═════ DATASET RECORDS ═════

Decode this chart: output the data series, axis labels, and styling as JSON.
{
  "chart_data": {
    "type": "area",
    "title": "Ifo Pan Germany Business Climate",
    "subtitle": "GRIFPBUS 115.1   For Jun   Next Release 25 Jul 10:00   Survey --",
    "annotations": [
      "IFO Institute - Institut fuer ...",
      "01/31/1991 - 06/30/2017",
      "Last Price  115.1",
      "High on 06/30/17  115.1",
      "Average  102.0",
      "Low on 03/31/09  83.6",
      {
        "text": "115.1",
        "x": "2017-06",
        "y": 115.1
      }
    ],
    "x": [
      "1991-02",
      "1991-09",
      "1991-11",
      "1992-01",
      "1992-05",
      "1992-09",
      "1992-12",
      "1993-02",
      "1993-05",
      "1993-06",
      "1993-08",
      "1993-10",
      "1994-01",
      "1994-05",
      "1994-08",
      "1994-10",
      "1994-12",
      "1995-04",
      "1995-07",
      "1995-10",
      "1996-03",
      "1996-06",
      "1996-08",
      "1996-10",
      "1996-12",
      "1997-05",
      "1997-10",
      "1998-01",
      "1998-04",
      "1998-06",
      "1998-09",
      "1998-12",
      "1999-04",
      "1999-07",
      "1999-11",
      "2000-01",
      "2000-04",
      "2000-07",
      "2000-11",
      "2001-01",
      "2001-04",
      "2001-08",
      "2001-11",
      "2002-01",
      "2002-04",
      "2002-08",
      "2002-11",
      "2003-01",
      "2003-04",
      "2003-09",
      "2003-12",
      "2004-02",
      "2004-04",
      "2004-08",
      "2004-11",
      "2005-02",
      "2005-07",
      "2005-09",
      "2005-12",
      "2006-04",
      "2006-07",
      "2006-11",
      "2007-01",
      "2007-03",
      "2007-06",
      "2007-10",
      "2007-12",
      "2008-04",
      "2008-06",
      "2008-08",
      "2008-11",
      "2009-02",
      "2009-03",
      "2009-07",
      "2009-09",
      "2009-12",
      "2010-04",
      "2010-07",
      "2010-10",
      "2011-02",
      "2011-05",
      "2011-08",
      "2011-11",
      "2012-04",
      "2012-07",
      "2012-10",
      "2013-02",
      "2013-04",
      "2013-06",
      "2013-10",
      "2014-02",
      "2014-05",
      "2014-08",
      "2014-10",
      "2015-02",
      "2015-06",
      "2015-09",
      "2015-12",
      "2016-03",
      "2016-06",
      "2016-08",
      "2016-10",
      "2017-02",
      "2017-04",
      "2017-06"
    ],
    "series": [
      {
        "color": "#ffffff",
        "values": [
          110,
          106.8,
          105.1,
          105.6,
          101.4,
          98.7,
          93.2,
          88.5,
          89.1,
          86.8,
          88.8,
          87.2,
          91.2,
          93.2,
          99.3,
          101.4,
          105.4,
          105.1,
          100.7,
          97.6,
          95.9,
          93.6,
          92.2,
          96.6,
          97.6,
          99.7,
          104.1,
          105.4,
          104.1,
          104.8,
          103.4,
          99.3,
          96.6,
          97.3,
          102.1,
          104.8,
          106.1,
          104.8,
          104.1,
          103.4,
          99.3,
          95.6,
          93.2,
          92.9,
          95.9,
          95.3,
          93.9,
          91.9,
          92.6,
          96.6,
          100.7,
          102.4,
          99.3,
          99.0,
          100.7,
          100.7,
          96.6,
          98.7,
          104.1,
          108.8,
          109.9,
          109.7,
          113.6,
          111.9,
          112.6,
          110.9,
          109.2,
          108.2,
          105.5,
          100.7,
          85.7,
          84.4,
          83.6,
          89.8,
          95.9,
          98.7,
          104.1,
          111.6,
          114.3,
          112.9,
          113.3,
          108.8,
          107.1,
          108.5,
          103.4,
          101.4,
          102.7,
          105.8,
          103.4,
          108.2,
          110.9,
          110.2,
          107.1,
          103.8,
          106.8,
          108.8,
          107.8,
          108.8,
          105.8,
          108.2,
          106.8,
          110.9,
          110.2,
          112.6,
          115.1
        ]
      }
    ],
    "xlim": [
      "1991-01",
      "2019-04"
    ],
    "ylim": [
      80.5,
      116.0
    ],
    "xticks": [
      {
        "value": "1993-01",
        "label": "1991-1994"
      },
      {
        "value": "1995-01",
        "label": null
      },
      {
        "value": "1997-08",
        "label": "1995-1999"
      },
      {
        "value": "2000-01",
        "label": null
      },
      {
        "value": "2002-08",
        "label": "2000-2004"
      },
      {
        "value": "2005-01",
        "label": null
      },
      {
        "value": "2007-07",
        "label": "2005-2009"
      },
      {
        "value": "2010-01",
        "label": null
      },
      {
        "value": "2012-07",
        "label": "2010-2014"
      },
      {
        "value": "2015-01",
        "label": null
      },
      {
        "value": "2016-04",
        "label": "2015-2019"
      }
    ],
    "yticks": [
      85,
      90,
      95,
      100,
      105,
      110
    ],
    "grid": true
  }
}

═════

> **YOUR GOAL**:
Using the listing above, pull out all lines that hold the word "series".

> **FINISHED ANSWER**:
Decode this chart: output the data series, axis labels, and styling as JSON.
    "series": [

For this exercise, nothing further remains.